* Data rows *
------------------------------------

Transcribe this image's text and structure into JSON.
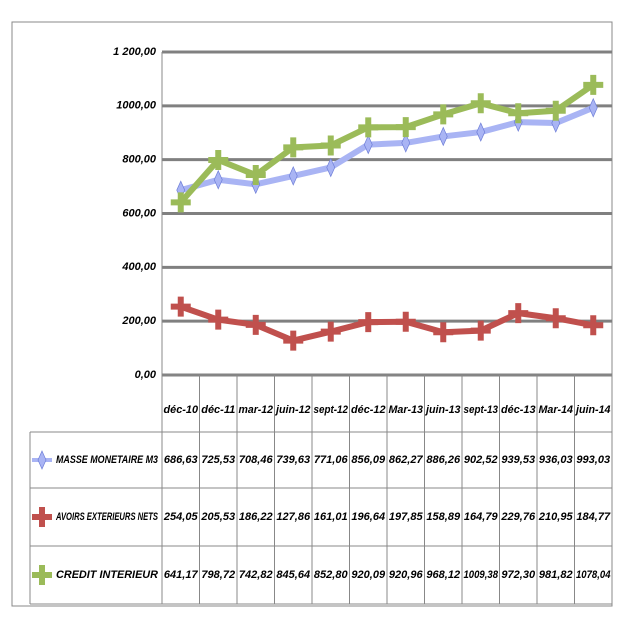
{
  "chart_data": {
    "type": "line",
    "categories": [
      "déc-10",
      "déc-11",
      "mar-12",
      "juin-12",
      "sept-12",
      "déc-12",
      "Mar-13",
      "juin-13",
      "sept-13",
      "déc-13",
      "Mar-14",
      "juin-14"
    ],
    "series": [
      {
        "name": "MASSE MONETAIRE M3",
        "color": "#a9b4f4",
        "marker": "diamond",
        "values": [
          686.63,
          725.53,
          708.46,
          739.63,
          771.06,
          856.09,
          862.27,
          886.26,
          902.52,
          939.53,
          936.03,
          993.03
        ],
        "value_labels": [
          "686,63",
          "725,53",
          "708,46",
          "739,63",
          "771,06",
          "856,09",
          "862,27",
          "886,26",
          "902,52",
          "939,53",
          "936,03",
          "993,03"
        ]
      },
      {
        "name": "AVOIRS EXTERIEURS  NETS",
        "color": "#c0504d",
        "marker": "plus",
        "values": [
          254.05,
          205.53,
          186.22,
          127.86,
          161.01,
          196.64,
          197.85,
          158.89,
          164.79,
          229.76,
          210.95,
          184.77
        ],
        "value_labels": [
          "254,05",
          "205,53",
          "186,22",
          "127,86",
          "161,01",
          "196,64",
          "197,85",
          "158,89",
          "164,79",
          "229,76",
          "210,95",
          "184,77"
        ]
      },
      {
        "name": "CREDIT INTERIEUR",
        "color": "#9bbb59",
        "marker": "plus",
        "values": [
          641.17,
          798.72,
          742.82,
          845.64,
          852.8,
          920.09,
          920.96,
          968.12,
          1009.38,
          972.3,
          981.82,
          1078.04
        ],
        "value_labels": [
          "641,17",
          "798,72",
          "742,82",
          "845,64",
          "852,80",
          "920,09",
          "920,96",
          "968,12",
          "1009,38",
          "972,30",
          "981,82",
          "1078,04"
        ]
      }
    ],
    "ylim": [
      0,
      1200
    ],
    "yticks": [
      {
        "value": 0,
        "label": "0,00"
      },
      {
        "value": 200,
        "label": "200,00"
      },
      {
        "value": 400,
        "label": "400,00"
      },
      {
        "value": 600,
        "label": "600,00"
      },
      {
        "value": 800,
        "label": "800,00"
      },
      {
        "value": 1000,
        "label": "1000,00"
      },
      {
        "value": 1200,
        "label": "1 200,00"
      }
    ],
    "grid": true
  }
}
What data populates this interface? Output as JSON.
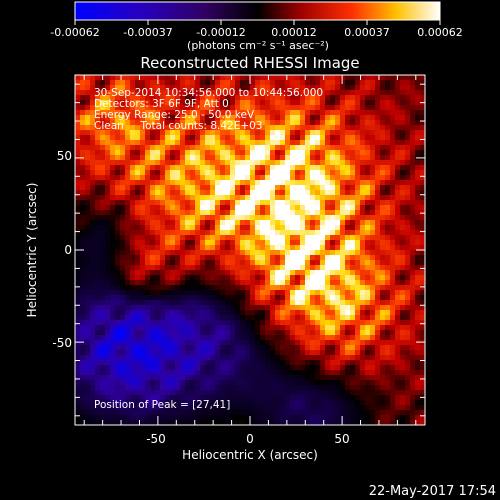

------------------------------------

* Written instruction *
Write out the entries again, exactly as given, skipping any images.

* Problem solution *
Transcribe this image's text and structure into JSON.
{
  "chart_data": {
    "type": "line",
    "categories": [
      "déc-10",
      "déc-11",
      "mar-12",
      "juin-12",
      "sept-12",
      "déc-12",
      "Mar-13",
      "juin-13",
      "sept-13",
      "déc-13",
      "Mar-14",
      "juin-14"
    ],
    "series": [
      {
        "name": "MASSE MONETAIRE M3",
        "color": "#a9b4f4",
        "marker": "diamond",
        "values": [
          686.63,
          725.53,
          708.46,
          739.63,
          771.06,
          856.09,
          862.27,
          886.26,
          902.52,
          939.53,
          936.03,
          993.03
        ],
        "value_labels": [
          "686,63",
          "725,53",
          "708,46",
          "739,63",
          "771,06",
          "856,09",
          "862,27",
          "886,26",
          "902,52",
          "939,53",
          "936,03",
          "993,03"
        ]
      },
      {
        "name": "AVOIRS EXTERIEURS  NETS",
        "color": "#c0504d",
        "marker": "plus",
        "values": [
          254.05,
          205.53,
          186.22,
          127.86,
          161.01,
          196.64,
          197.85,
          158.89,
          164.79,
          229.76,
          210.95,
          184.77
        ],
        "value_labels": [
          "254,05",
          "205,53",
          "186,22",
          "127,86",
          "161,01",
          "196,64",
          "197,85",
          "158,89",
          "164,79",
          "229,76",
          "210,95",
          "184,77"
        ]
      },
      {
        "name": "CREDIT INTERIEUR",
        "color": "#9bbb59",
        "marker": "plus",
        "values": [
          641.17,
          798.72,
          742.82,
          845.64,
          852.8,
          920.09,
          920.96,
          968.12,
          1009.38,
          972.3,
          981.82,
          1078.04
        ],
        "value_labels": [
          "641,17",
          "798,72",
          "742,82",
          "845,64",
          "852,80",
          "920,09",
          "920,96",
          "968,12",
          "1009,38",
          "972,30",
          "981,82",
          "1078,04"
        ]
      }
    ],
    "ylim": [
      0,
      1200
    ],
    "yticks": [
      {
        "value": 0,
        "label": "0,00"
      },
      {
        "value": 200,
        "label": "200,00"
      },
      {
        "value": 400,
        "label": "400,00"
      },
      {
        "value": 600,
        "label": "600,00"
      },
      {
        "value": 800,
        "label": "800,00"
      },
      {
        "value": 1000,
        "label": "1000,00"
      },
      {
        "value": 1200,
        "label": "1 200,00"
      }
    ],
    "grid": true
  }
}
What data populates this interface? Output as JSON.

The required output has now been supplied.